◆ **AIM**
Check each line of the records below for the string "JSON", then state how many lines contain it, with no other output.

[Collected data entries]
--- Begin ---

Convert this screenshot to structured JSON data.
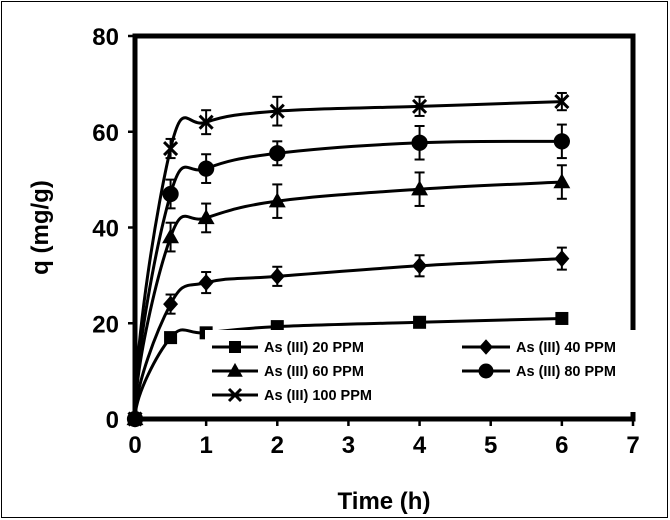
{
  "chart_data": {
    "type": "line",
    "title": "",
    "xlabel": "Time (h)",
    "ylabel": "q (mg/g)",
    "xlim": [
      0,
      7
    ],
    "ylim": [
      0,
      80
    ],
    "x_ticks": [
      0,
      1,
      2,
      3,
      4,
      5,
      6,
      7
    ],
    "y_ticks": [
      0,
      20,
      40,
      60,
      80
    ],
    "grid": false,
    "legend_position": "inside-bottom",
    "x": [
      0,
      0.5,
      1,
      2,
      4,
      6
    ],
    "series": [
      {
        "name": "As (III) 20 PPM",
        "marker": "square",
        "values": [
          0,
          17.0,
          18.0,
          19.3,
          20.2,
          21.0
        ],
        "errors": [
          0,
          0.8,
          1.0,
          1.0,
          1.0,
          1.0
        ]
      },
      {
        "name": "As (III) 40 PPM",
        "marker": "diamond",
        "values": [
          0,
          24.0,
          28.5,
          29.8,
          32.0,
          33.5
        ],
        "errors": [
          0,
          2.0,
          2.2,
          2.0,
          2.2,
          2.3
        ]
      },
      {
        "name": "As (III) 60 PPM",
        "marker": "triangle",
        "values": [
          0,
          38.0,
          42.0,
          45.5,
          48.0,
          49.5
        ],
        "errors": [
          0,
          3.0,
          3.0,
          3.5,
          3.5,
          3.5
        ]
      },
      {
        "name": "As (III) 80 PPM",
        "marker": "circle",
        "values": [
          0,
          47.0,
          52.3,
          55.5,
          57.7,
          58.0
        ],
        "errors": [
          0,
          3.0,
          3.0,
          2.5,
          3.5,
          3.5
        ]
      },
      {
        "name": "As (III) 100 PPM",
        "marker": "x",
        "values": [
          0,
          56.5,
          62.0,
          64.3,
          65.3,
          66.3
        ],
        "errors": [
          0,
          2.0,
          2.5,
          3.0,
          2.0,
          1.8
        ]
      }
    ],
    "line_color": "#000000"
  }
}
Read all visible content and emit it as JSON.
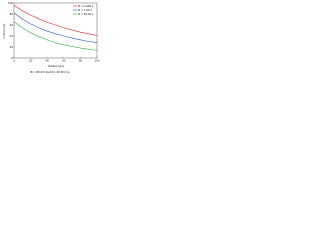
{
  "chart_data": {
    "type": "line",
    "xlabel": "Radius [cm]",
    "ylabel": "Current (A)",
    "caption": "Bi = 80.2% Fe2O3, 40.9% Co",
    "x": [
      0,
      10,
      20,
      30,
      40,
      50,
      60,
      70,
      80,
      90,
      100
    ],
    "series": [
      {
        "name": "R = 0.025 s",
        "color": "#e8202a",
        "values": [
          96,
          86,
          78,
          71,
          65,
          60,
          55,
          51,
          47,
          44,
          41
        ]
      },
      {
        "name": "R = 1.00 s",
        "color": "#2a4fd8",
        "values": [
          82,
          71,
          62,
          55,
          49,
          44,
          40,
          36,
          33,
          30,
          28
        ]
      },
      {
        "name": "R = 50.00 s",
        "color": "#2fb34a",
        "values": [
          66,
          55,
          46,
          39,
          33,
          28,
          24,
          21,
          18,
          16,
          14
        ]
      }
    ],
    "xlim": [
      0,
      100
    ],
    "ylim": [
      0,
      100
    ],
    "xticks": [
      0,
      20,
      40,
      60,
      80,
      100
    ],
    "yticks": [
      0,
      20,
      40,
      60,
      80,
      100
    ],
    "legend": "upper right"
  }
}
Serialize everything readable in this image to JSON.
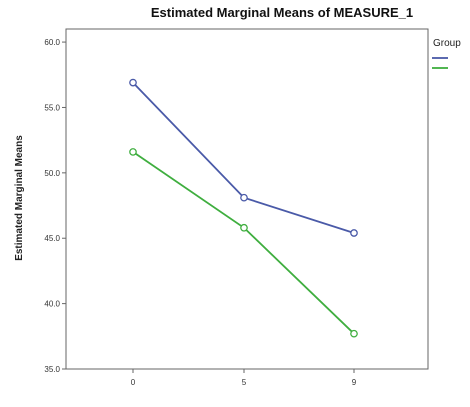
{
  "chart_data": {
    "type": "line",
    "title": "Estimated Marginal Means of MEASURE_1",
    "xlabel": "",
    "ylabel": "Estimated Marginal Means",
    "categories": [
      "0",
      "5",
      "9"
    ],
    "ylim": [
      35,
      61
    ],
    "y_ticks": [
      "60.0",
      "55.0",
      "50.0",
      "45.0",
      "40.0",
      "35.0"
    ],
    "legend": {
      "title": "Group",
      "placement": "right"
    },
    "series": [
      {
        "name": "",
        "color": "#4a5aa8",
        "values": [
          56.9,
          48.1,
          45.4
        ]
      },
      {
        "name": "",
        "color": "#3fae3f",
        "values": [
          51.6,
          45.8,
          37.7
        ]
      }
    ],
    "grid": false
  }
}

--- End ---
--- Begin ---

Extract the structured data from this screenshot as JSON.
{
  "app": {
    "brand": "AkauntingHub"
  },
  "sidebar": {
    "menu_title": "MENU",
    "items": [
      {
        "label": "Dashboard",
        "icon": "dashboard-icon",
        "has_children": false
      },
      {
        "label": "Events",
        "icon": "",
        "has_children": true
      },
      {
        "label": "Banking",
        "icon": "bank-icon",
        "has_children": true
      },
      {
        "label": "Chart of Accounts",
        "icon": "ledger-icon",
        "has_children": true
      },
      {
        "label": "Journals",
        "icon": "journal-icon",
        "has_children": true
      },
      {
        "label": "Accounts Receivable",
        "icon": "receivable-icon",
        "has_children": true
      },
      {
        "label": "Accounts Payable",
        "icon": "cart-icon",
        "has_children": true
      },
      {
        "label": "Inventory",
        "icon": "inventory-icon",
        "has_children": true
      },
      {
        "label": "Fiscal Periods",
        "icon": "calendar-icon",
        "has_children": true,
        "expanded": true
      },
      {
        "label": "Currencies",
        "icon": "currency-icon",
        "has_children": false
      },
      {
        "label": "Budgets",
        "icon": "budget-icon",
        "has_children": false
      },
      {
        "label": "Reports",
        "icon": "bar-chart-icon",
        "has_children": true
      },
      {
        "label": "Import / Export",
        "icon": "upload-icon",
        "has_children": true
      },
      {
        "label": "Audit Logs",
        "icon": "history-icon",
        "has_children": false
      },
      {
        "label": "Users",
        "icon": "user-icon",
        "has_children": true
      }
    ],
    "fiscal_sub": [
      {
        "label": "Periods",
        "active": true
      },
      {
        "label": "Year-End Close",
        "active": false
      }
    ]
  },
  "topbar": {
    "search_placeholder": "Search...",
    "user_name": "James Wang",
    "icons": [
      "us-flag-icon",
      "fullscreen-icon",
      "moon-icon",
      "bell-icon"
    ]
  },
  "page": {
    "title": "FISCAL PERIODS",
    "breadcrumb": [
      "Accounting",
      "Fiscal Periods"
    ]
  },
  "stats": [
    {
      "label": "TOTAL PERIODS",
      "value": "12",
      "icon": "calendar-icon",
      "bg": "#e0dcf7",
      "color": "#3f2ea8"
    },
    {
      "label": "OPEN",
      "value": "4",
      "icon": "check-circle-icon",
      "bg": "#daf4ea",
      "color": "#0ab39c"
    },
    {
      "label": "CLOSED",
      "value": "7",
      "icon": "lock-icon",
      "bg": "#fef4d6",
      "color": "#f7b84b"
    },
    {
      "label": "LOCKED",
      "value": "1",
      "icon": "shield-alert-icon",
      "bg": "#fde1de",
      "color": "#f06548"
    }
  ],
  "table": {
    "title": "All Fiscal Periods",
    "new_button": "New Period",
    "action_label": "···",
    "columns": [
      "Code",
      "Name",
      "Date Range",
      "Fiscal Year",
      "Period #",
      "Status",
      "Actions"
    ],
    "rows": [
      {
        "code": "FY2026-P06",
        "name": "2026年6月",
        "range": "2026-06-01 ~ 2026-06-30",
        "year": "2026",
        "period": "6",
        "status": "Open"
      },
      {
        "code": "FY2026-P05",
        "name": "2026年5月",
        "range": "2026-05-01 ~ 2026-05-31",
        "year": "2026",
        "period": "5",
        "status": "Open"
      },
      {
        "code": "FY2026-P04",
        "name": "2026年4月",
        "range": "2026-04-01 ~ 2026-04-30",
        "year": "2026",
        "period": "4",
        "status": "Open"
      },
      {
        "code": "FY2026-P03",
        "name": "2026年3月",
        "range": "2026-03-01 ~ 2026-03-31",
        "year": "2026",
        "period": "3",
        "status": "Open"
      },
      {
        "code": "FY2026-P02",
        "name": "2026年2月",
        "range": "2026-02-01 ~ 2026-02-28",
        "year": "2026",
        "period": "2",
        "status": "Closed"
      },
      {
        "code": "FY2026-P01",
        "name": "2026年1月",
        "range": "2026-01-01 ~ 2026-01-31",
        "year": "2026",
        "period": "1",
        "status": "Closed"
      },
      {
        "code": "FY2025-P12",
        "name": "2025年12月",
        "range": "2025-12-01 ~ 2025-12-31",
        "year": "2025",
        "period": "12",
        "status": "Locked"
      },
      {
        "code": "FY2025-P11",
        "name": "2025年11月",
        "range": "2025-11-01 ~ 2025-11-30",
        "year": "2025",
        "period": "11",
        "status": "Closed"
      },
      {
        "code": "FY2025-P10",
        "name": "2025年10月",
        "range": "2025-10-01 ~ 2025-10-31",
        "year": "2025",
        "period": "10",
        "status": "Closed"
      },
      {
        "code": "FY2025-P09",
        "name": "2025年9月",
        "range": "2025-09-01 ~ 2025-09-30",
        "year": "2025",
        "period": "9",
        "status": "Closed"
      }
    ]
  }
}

--- End ---

◆ **COMPLETE RESPONSE**
4